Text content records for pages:
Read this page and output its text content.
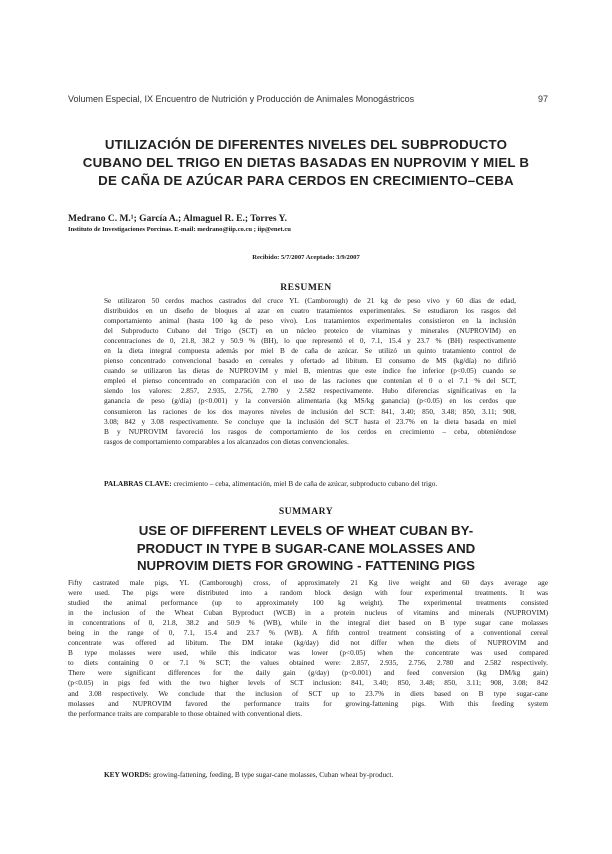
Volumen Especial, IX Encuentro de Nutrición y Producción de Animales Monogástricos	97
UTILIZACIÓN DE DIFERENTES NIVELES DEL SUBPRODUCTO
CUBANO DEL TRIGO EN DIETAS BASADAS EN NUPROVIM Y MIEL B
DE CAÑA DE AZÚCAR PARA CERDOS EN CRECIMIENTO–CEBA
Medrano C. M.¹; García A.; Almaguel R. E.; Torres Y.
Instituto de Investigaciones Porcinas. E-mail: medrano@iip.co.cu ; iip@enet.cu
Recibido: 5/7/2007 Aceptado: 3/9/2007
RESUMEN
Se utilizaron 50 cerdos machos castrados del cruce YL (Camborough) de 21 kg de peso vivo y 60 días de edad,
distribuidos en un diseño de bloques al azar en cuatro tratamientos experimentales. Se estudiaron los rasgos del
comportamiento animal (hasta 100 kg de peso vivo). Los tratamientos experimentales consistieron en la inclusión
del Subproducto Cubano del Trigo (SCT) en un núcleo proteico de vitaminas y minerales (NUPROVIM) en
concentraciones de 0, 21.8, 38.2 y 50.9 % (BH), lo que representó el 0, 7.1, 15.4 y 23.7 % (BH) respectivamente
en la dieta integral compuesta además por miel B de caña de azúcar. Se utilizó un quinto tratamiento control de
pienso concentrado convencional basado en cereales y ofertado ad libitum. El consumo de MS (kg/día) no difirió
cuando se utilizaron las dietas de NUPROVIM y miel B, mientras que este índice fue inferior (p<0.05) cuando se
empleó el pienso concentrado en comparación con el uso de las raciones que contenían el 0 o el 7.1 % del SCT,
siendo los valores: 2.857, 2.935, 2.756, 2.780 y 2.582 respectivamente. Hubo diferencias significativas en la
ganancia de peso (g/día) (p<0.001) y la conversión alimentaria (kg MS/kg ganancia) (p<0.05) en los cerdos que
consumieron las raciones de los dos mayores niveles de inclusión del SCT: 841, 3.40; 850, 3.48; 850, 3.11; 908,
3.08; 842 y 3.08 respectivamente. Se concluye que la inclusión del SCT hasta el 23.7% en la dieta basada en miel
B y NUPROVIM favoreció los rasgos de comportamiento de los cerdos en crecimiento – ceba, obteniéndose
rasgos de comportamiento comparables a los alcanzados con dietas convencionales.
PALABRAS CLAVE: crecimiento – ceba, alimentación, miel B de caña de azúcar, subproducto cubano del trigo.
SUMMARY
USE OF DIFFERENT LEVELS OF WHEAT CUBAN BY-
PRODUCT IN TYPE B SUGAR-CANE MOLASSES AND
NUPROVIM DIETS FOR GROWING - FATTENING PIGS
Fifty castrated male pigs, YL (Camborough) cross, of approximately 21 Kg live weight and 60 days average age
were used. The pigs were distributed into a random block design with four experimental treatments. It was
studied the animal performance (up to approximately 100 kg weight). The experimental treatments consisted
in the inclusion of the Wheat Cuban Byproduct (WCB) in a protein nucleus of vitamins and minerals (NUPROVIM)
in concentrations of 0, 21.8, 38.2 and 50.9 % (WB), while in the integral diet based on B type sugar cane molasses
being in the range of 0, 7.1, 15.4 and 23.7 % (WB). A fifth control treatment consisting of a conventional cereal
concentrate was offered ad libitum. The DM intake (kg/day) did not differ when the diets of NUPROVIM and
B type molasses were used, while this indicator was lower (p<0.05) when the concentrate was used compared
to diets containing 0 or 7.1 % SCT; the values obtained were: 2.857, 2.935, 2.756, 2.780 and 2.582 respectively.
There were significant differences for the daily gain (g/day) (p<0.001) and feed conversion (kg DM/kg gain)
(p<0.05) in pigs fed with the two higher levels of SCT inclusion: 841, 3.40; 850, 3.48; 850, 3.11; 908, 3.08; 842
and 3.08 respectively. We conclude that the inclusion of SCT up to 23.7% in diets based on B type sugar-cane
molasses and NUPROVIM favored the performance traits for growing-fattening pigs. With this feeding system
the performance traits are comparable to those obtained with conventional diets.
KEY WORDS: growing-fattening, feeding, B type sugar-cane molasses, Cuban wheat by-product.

> **Work instructions**
Go through the entries and retype them exactly, except for the images.

> **Answer for the task**
Read this page and output its text content.
Volumen Especial, IX Encuentro de Nutrición y Producción de Animales Monogástricos	97
UTILIZACIÓN DE DIFERENTES NIVELES DEL SUBPRODUCTO
CUBANO DEL TRIGO EN DIETAS BASADAS EN NUPROVIM Y MIEL B
DE CAÑA DE AZÚCAR PARA CERDOS EN CRECIMIENTO–CEBA
Medrano C. M.¹; García A.; Almaguel R. E.; Torres Y.
Instituto de Investigaciones Porcinas. E-mail: medrano@iip.co.cu ; iip@enet.cu
Recibido: 5/7/2007 Aceptado: 3/9/2007
RESUMEN
Se utilizaron 50 cerdos machos castrados del cruce YL (Camborough) de 21 kg de peso vivo y 60 días de edad,
distribuidos en un diseño de bloques al azar en cuatro tratamientos experimentales. Se estudiaron los rasgos del
comportamiento animal (hasta 100 kg de peso vivo). Los tratamientos experimentales consistieron en la inclusión
del Subproducto Cubano del Trigo (SCT) en un núcleo proteico de vitaminas y minerales (NUPROVIM) en
concentraciones de 0, 21.8, 38.2 y 50.9 % (BH), lo que representó el 0, 7.1, 15.4 y 23.7 % (BH) respectivamente
en la dieta integral compuesta además por miel B de caña de azúcar. Se utilizó un quinto tratamiento control de
pienso concentrado convencional basado en cereales y ofertado ad libitum. El consumo de MS (kg/día) no difirió
cuando se utilizaron las dietas de NUPROVIM y miel B, mientras que este índice fue inferior (p<0.05) cuando se
empleó el pienso concentrado en comparación con el uso de las raciones que contenían el 0 o el 7.1 % del SCT,
siendo los valores: 2.857, 2.935, 2.756, 2.780 y 2.582 respectivamente. Hubo diferencias significativas en la
ganancia de peso (g/día) (p<0.001) y la conversión alimentaria (kg MS/kg ganancia) (p<0.05) en los cerdos que
consumieron las raciones de los dos mayores niveles de inclusión del SCT: 841, 3.40; 850, 3.48; 850, 3.11; 908,
3.08; 842 y 3.08 respectivamente. Se concluye que la inclusión del SCT hasta el 23.7% en la dieta basada en miel
B y NUPROVIM favoreció los rasgos de comportamiento de los cerdos en crecimiento – ceba, obteniéndose
rasgos de comportamiento comparables a los alcanzados con dietas convencionales.
PALABRAS CLAVE: crecimiento – ceba, alimentación, miel B de caña de azúcar, subproducto cubano del trigo.
SUMMARY
USE OF DIFFERENT LEVELS OF WHEAT CUBAN BY-
PRODUCT IN TYPE B SUGAR-CANE MOLASSES AND
NUPROVIM DIETS FOR GROWING - FATTENING PIGS
Fifty castrated male pigs, YL (Camborough) cross, of approximately 21 Kg live weight and 60 days average age
were used. The pigs were distributed into a random block design with four experimental treatments. It was
studied the animal performance (up to approximately 100 kg weight). The experimental treatments consisted
in the inclusion of the Wheat Cuban Byproduct (WCB) in a protein nucleus of vitamins and minerals (NUPROVIM)
in concentrations of 0, 21.8, 38.2 and 50.9 % (WB), while in the integral diet based on B type sugar cane molasses
being in the range of 0, 7.1, 15.4 and 23.7 % (WB). A fifth control treatment consisting of a conventional cereal
concentrate was offered ad libitum. The DM intake (kg/day) did not differ when the diets of NUPROVIM and
B type molasses were used, while this indicator was lower (p<0.05) when the concentrate was used compared
to diets containing 0 or 7.1 % SCT; the values obtained were: 2.857, 2.935, 2.756, 2.780 and 2.582 respectively.
There were significant differences for the daily gain (g/day) (p<0.001) and feed conversion (kg DM/kg gain)
(p<0.05) in pigs fed with the two higher levels of SCT inclusion: 841, 3.40; 850, 3.48; 850, 3.11; 908, 3.08; 842
and 3.08 respectively. We conclude that the inclusion of SCT up to 23.7% in diets based on B type sugar-cane
molasses and NUPROVIM favored the performance traits for growing-fattening pigs. With this feeding system
the performance traits are comparable to those obtained with conventional diets.
KEY WORDS: growing-fattening, feeding, B type sugar-cane molasses, Cuban wheat by-product.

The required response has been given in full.